Region annotation records:
::::::::
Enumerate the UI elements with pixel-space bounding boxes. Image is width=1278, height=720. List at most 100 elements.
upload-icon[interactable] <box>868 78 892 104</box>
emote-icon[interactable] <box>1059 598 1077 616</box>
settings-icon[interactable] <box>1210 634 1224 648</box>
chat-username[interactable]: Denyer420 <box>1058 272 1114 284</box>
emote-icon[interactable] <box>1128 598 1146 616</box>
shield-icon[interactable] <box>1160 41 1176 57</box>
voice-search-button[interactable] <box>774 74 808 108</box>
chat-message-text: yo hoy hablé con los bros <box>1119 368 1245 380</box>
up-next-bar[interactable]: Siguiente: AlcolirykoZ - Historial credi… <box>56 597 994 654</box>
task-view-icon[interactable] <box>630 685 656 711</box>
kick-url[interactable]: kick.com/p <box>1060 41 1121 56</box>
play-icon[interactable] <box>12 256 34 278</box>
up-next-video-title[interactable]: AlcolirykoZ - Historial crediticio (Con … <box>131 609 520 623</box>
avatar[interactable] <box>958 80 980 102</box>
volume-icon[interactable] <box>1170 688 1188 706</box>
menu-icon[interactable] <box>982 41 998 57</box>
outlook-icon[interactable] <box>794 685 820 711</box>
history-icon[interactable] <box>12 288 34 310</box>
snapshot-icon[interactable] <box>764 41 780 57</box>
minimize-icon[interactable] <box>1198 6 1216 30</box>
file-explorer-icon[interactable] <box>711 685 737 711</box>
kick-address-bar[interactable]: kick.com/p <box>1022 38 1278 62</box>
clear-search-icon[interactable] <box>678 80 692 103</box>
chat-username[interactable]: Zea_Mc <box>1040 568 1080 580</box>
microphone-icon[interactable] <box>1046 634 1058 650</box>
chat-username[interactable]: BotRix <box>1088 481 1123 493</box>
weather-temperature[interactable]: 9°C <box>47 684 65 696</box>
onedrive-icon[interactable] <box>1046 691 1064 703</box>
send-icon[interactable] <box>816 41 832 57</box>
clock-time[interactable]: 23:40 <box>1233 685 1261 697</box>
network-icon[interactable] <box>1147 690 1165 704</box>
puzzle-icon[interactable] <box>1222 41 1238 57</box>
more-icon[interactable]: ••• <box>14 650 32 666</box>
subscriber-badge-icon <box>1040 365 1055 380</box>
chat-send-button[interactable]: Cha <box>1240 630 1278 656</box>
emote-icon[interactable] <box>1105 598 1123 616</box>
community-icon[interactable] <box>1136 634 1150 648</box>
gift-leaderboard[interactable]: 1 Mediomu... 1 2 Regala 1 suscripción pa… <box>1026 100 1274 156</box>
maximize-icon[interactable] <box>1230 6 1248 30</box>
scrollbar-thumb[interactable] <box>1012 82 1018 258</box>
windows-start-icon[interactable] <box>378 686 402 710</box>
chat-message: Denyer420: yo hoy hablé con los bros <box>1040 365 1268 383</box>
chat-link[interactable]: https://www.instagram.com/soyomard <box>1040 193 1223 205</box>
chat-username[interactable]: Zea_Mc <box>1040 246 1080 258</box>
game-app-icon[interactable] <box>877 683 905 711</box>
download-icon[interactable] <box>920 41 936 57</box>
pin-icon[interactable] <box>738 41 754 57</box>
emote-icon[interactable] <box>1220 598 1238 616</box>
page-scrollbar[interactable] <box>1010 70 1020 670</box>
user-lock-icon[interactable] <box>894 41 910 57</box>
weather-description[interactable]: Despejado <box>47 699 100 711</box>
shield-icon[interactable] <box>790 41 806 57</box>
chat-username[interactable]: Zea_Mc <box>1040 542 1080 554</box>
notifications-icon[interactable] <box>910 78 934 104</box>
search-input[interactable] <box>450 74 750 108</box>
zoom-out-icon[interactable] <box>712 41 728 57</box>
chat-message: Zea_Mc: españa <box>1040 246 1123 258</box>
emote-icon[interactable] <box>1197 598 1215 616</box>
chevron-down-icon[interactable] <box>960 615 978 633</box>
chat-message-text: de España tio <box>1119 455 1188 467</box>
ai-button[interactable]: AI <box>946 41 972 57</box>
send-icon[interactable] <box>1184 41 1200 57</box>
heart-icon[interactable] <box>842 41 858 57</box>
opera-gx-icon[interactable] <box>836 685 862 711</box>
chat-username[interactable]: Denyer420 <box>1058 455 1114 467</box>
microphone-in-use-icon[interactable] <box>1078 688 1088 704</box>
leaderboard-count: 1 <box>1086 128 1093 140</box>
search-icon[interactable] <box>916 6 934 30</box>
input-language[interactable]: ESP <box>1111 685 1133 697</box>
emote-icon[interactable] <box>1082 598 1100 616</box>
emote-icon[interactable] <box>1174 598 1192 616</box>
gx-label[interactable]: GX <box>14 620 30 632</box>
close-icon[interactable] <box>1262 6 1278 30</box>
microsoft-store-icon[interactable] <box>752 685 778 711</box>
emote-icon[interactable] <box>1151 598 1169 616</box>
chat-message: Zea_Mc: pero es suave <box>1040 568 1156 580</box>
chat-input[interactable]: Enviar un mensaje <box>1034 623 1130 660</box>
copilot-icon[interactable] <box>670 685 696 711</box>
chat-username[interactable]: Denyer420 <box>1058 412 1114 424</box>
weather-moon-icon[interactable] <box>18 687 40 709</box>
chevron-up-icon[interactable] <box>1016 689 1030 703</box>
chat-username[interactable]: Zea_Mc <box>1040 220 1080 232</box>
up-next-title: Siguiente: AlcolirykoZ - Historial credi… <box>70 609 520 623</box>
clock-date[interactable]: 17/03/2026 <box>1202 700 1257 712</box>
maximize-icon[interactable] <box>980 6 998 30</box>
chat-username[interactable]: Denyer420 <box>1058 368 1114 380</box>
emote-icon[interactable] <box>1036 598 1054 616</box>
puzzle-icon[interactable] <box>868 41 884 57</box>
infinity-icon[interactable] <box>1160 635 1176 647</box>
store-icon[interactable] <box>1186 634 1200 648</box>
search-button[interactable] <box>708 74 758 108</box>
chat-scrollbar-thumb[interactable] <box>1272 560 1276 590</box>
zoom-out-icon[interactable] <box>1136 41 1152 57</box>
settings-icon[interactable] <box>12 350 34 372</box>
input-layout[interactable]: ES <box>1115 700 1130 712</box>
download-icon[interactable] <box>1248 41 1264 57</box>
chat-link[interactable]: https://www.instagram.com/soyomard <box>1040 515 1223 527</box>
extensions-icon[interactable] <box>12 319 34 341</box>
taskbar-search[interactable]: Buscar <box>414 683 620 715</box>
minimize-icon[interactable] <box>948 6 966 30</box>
::::::::
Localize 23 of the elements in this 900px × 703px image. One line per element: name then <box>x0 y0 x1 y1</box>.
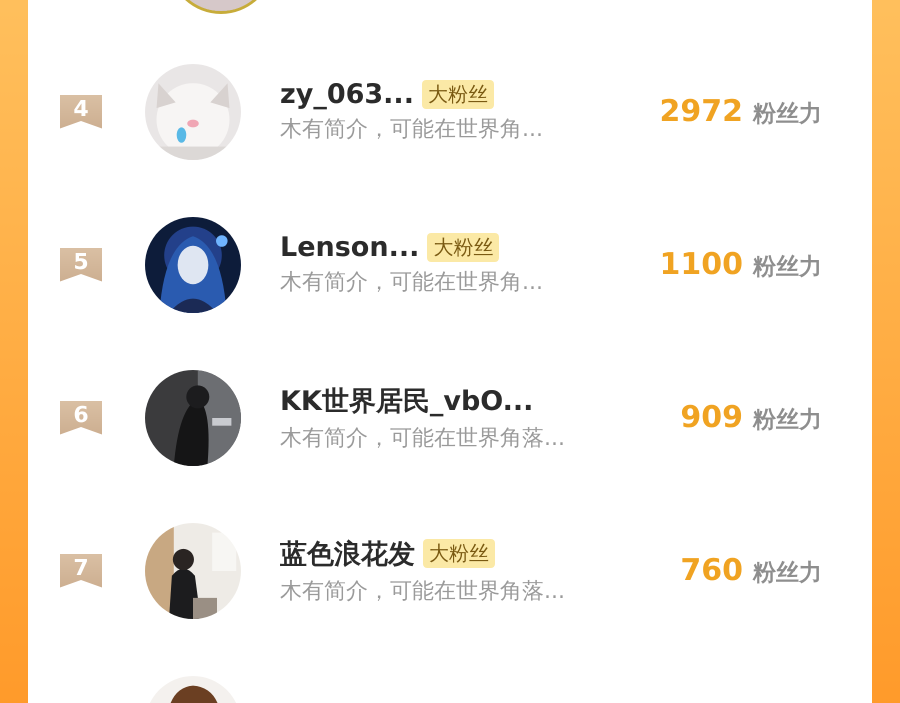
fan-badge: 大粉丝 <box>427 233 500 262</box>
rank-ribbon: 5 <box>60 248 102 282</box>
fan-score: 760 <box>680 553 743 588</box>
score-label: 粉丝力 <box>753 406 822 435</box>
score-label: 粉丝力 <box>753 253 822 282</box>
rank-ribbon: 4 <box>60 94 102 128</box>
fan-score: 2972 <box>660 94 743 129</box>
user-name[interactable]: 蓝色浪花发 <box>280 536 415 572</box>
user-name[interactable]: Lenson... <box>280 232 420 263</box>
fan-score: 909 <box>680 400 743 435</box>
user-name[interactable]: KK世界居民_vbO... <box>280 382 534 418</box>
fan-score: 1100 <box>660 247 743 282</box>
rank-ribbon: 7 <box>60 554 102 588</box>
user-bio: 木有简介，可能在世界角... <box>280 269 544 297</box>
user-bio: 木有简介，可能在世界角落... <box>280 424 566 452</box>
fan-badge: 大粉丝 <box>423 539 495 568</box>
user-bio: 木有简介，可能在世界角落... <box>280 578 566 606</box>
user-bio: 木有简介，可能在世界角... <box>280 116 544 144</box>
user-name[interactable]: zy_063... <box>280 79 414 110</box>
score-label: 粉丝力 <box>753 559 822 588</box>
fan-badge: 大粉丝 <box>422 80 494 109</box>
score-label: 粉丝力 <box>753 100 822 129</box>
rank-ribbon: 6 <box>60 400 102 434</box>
::::::::
STATED GOAL =>
Express the lines as a JSON list of strings, one string per line, starting with the line that contains "Enumerate the UI" and continuing through the line that contains "menu-icon[interactable] <box>982 41". Include both of these lines and leave out any blank lines.

RESPONSE TO THE EXERCISE =>
[
  "Enumerate the UI elements with pixel-space bounding boxes. Image is width=1278, height=720. List at most 100 elements.",
  "upload-icon[interactable] <box>868 78 892 104</box>",
  "emote-icon[interactable] <box>1059 598 1077 616</box>",
  "settings-icon[interactable] <box>1210 634 1224 648</box>",
  "chat-username[interactable]: Denyer420 <box>1058 272 1114 284</box>",
  "emote-icon[interactable] <box>1128 598 1146 616</box>",
  "shield-icon[interactable] <box>1160 41 1176 57</box>",
  "voice-search-button[interactable] <box>774 74 808 108</box>",
  "chat-message-text: yo hoy hablé con los bros <box>1119 368 1245 380</box>",
  "up-next-bar[interactable]: Siguiente: AlcolirykoZ - Historial credi… <box>56 597 994 654</box>",
  "task-view-icon[interactable] <box>630 685 656 711</box>",
  "kick-url[interactable]: kick.com/p <box>1060 41 1121 56</box>",
  "play-icon[interactable] <box>12 256 34 278</box>",
  "up-next-video-title[interactable]: AlcolirykoZ - Historial crediticio (Con … <box>131 609 520 623</box>",
  "avatar[interactable] <box>958 80 980 102</box>",
  "volume-icon[interactable] <box>1170 688 1188 706</box>",
  "menu-icon[interactable] <box>982 41 998 57</box>"
]